Search the listing for "Pojęcie" and copy every line where it appears.

------ Entries

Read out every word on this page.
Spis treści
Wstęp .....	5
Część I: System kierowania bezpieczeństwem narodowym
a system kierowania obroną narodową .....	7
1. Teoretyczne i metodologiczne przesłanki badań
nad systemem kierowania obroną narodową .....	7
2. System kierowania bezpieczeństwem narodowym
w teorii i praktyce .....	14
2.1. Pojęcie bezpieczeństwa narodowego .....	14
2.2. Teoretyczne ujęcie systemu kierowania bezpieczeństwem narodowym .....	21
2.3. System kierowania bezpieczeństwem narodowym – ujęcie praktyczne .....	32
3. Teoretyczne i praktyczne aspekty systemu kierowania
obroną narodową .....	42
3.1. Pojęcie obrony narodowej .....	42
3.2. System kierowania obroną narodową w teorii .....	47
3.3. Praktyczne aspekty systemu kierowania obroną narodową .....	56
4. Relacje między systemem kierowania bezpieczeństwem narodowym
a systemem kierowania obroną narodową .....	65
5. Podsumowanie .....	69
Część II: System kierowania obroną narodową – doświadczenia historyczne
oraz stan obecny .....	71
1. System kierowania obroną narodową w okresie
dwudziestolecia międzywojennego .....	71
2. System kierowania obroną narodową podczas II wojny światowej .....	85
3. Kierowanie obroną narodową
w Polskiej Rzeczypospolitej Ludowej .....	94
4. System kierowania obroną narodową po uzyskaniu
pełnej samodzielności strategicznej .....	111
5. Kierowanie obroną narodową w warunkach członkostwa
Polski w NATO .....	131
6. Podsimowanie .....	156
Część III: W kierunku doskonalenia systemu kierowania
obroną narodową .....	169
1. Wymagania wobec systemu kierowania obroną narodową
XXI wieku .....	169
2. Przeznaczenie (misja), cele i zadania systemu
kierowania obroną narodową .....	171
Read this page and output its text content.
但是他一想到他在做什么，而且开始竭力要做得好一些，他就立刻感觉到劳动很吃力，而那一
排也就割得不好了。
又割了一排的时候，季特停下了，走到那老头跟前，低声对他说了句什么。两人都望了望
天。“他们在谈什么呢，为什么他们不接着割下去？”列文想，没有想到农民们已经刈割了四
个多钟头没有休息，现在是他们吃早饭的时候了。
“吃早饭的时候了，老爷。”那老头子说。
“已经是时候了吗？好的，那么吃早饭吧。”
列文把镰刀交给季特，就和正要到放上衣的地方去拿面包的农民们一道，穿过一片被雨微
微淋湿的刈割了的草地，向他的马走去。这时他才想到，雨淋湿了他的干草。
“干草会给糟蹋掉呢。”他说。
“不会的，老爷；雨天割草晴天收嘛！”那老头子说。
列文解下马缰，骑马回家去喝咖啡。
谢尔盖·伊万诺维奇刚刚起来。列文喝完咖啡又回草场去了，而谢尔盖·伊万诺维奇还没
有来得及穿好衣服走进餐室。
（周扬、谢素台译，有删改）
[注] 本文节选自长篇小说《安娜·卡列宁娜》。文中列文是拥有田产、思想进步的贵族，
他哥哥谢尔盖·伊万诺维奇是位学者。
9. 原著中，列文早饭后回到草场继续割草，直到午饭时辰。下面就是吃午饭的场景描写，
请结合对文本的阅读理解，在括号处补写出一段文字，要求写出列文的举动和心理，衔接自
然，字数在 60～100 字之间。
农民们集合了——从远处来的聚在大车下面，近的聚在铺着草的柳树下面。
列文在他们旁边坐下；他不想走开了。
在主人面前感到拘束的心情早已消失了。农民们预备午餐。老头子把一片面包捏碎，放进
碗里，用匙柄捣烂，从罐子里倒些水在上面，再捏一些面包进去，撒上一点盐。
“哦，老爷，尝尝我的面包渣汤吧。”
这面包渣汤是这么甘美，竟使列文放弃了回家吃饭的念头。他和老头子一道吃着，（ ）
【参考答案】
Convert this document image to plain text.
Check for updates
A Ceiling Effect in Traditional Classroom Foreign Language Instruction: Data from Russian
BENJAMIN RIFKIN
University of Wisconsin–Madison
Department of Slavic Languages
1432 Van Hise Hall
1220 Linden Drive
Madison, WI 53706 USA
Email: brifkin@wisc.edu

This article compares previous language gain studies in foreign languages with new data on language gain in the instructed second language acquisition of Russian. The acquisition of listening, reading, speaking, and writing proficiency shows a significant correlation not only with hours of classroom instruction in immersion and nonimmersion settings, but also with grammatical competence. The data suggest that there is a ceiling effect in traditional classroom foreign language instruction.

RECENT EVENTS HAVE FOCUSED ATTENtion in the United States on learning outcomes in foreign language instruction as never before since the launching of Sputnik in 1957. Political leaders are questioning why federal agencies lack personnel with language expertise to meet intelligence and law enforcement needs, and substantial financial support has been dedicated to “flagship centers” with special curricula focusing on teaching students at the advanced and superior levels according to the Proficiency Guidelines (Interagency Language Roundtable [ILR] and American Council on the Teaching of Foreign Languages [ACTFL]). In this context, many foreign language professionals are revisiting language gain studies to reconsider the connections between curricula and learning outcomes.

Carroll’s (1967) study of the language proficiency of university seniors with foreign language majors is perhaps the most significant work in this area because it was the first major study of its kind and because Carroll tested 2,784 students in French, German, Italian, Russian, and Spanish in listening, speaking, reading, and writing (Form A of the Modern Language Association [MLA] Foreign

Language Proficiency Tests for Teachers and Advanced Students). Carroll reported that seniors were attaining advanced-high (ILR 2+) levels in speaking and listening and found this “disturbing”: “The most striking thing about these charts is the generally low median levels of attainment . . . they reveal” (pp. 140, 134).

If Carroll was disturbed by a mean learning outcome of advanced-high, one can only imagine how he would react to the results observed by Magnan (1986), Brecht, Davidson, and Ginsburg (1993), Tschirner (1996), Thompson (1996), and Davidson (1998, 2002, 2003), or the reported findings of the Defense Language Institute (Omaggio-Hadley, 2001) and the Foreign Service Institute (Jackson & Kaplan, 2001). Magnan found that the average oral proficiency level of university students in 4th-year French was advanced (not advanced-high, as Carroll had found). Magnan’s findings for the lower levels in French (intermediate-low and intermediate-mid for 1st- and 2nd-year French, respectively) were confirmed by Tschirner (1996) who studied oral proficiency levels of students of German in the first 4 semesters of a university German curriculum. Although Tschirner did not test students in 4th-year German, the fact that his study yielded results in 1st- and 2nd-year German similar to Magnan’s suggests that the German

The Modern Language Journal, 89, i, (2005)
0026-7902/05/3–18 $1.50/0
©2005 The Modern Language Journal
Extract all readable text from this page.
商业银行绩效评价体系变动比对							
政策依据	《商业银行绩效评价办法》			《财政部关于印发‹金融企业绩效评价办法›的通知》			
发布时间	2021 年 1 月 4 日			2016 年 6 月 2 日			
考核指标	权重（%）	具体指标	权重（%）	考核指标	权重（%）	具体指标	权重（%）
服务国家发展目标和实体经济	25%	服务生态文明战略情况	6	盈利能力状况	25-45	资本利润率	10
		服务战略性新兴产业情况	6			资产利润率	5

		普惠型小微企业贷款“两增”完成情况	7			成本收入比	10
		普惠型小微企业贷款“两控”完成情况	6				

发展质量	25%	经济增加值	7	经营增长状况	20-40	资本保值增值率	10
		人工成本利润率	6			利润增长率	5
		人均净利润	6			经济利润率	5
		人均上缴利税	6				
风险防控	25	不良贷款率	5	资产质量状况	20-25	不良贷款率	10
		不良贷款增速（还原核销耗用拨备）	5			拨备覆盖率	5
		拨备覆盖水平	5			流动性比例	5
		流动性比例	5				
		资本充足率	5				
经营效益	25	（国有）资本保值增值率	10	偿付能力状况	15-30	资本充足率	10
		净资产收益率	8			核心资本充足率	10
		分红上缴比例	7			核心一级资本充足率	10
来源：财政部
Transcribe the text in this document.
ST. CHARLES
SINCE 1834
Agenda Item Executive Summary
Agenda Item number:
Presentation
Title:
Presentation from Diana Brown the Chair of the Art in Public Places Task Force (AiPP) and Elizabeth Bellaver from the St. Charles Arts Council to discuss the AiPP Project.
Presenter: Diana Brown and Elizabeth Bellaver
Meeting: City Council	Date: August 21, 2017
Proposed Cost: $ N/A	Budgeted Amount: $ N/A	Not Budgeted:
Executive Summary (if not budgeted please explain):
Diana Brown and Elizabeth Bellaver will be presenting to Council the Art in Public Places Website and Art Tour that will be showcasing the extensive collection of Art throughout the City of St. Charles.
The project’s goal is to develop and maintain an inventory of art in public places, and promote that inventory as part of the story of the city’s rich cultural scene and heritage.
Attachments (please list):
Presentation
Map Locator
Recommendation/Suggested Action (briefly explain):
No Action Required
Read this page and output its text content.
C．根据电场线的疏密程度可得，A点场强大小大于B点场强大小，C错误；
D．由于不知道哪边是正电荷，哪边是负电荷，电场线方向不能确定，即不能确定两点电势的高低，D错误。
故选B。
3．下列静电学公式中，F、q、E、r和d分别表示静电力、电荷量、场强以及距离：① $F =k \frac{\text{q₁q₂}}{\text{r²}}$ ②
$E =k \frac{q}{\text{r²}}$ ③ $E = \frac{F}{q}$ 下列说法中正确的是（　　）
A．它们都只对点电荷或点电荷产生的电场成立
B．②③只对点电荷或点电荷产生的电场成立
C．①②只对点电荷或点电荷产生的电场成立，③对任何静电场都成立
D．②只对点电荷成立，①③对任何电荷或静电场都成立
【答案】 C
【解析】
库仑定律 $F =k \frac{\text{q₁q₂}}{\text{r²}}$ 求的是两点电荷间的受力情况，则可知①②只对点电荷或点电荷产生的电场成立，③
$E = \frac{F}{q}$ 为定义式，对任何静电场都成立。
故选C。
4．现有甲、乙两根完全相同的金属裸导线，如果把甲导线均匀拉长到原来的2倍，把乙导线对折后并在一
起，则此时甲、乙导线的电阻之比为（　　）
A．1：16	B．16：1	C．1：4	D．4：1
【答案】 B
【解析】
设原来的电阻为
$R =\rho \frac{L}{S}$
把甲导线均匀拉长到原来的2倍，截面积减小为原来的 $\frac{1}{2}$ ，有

------------

### The solution:
2.1. Pojęcie bezpieczeństwa narodowego .....	14
3.1. Pojęcie obrony narodowej .....	42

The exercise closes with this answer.